Task objective ▸ Determine how many lines include the word "title", then give that number and nothing more.

Data tied to figure images
===============

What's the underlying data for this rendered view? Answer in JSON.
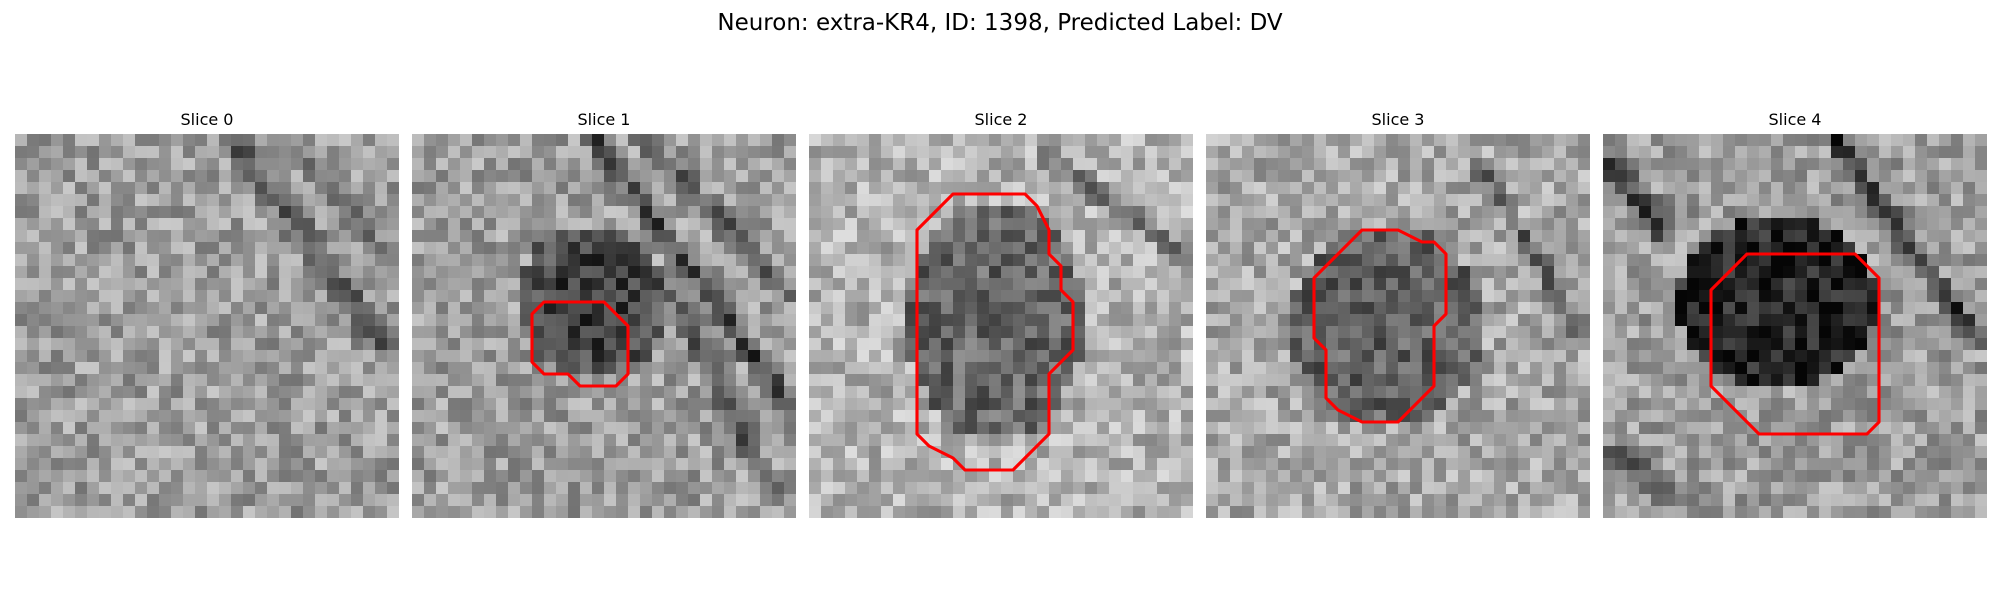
{
  "figure": {
    "title": "Neuron: extra-KR4, ID: 1398, Predicted Label: DV"
  },
  "slices": [
    {
      "title": "Slice 0",
      "has_contour": false
    },
    {
      "title": "Slice 1",
      "has_contour": true
    },
    {
      "title": "Slice 2",
      "has_contour": true
    },
    {
      "title": "Slice 3",
      "has_contour": true
    },
    {
      "title": "Slice 4",
      "has_contour": true
    }
  ],
  "contour_color": "#ff0000",
  "colormap": "gray"
}
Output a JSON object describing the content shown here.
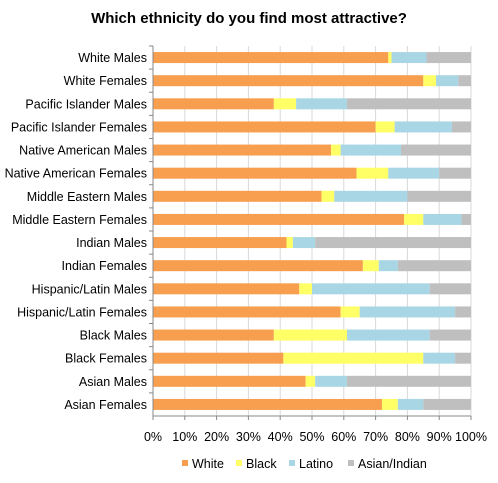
{
  "chart_data": {
    "type": "bar",
    "orientation": "horizontal",
    "stacked": true,
    "title": "Which ethnicity do you find most attractive?",
    "categories": [
      "White Males",
      "White Females",
      "Pacific Islander Males",
      "Pacific Islander Females",
      "Native American Males",
      "Native American Females",
      "Middle Eastern Males",
      "Middle Eastern Females",
      "Indian Males",
      "Indian Females",
      "Hispanic/Latin Males",
      "Hispanic/Latin Females",
      "Black Males",
      "Black Females",
      "Asian Males",
      "Asian Females"
    ],
    "series": [
      {
        "name": "White",
        "color": "#f79f4f",
        "values": [
          74,
          85,
          38,
          70,
          56,
          64,
          53,
          79,
          42,
          66,
          46,
          59,
          38,
          41,
          48,
          72
        ]
      },
      {
        "name": "Black",
        "color": "#ffff66",
        "values": [
          1,
          4,
          7,
          6,
          3,
          10,
          4,
          6,
          2,
          5,
          4,
          6,
          23,
          44,
          3,
          5
        ]
      },
      {
        "name": "Latino",
        "color": "#a9d6e5",
        "values": [
          11,
          7,
          16,
          18,
          19,
          16,
          23,
          12,
          7,
          6,
          37,
          30,
          26,
          10,
          10,
          8
        ]
      },
      {
        "name": "Asian/Indian",
        "color": "#bfbfbf",
        "values": [
          14,
          4,
          39,
          6,
          22,
          10,
          20,
          3,
          49,
          23,
          13,
          5,
          13,
          5,
          39,
          15
        ]
      }
    ],
    "xticks": [
      "0%",
      "10%",
      "20%",
      "30%",
      "40%",
      "50%",
      "60%",
      "70%",
      "80%",
      "90%",
      "100%"
    ],
    "xlim": [
      0,
      100
    ],
    "grid": true,
    "legend_position": "bottom"
  }
}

===============

Complete answer ▸ 7